"""
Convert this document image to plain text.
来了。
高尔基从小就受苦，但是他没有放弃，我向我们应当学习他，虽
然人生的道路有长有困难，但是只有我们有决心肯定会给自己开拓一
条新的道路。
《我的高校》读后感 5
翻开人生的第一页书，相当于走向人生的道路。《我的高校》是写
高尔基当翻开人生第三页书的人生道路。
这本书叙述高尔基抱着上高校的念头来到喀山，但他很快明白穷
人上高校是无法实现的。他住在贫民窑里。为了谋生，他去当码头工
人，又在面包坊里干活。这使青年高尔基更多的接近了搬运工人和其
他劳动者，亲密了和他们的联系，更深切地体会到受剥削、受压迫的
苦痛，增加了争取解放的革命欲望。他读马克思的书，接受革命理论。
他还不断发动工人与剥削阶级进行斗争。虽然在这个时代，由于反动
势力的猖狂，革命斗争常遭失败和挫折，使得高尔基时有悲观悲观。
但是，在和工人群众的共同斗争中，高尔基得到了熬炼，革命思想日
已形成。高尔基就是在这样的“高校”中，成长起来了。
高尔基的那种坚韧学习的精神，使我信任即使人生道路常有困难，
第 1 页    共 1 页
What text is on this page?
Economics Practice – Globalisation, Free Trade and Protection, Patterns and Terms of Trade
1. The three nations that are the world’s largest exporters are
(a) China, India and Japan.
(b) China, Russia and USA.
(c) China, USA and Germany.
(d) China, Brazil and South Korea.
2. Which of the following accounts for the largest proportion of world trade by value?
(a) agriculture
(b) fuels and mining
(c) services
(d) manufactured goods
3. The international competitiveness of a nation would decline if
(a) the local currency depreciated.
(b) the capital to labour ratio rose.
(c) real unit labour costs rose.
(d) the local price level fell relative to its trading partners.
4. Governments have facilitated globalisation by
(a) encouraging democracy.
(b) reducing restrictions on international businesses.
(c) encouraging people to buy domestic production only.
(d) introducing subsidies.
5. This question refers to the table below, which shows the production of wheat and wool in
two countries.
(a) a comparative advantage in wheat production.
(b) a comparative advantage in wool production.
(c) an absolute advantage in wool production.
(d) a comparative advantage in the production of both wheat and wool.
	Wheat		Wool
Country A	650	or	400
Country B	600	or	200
"""
Repeat the data in its entirety, character for character.

Convert this document image to plain text.
来了。
高尔基从小就受苦，但是他没有放弃，我向我们应当学习他，虽
然人生的道路有长有困难，但是只有我们有决心肯定会给自己开拓一
条新的道路。
《我的高校》读后感 5
翻开人生的第一页书，相当于走向人生的道路。《我的高校》是写
高尔基当翻开人生第三页书的人生道路。
这本书叙述高尔基抱着上高校的念头来到喀山，但他很快明白穷
人上高校是无法实现的。他住在贫民窑里。为了谋生，他去当码头工
人，又在面包坊里干活。这使青年高尔基更多的接近了搬运工人和其
他劳动者，亲密了和他们的联系，更深切地体会到受剥削、受压迫的
苦痛，增加了争取解放的革命欲望。他读马克思的书，接受革命理论。
他还不断发动工人与剥削阶级进行斗争。虽然在这个时代，由于反动
势力的猖狂，革命斗争常遭失败和挫折，使得高尔基时有悲观悲观。
但是，在和工人群众的共同斗争中，高尔基得到了熬炼，革命思想日
已形成。高尔基就是在这样的“高校”中，成长起来了。
高尔基的那种坚韧学习的精神，使我信任即使人生道路常有困难，
第 1 页    共 1 页
What text is on this page?
Economics Practice – Globalisation, Free Trade and Protection, Patterns and Terms of Trade
1. The three nations that are the world’s largest exporters are
(a) China, India and Japan.
(b) China, Russia and USA.
(c) China, USA and Germany.
(d) China, Brazil and South Korea.
2. Which of the following accounts for the largest proportion of world trade by value?
(a) agriculture
(b) fuels and mining
(c) services
(d) manufactured goods
3. The international competitiveness of a nation would decline if
(a) the local currency depreciated.
(b) the capital to labour ratio rose.
(c) real unit labour costs rose.
(d) the local price level fell relative to its trading partners.
4. Governments have facilitated globalisation by
(a) encouraging democracy.
(b) reducing restrictions on international businesses.
(c) encouraging people to buy domestic production only.
(d) introducing subsidies.
5. This question refers to the table below, which shows the production of wheat and wool in
two countries.
(a) a comparative advantage in wheat production.
(b) a comparative advantage in wool production.
(c) an absolute advantage in wool production.
(d) a comparative advantage in the production of both wheat and wool.
	Wheat		Wool
Country A	650	or	400
Country B	600	or	200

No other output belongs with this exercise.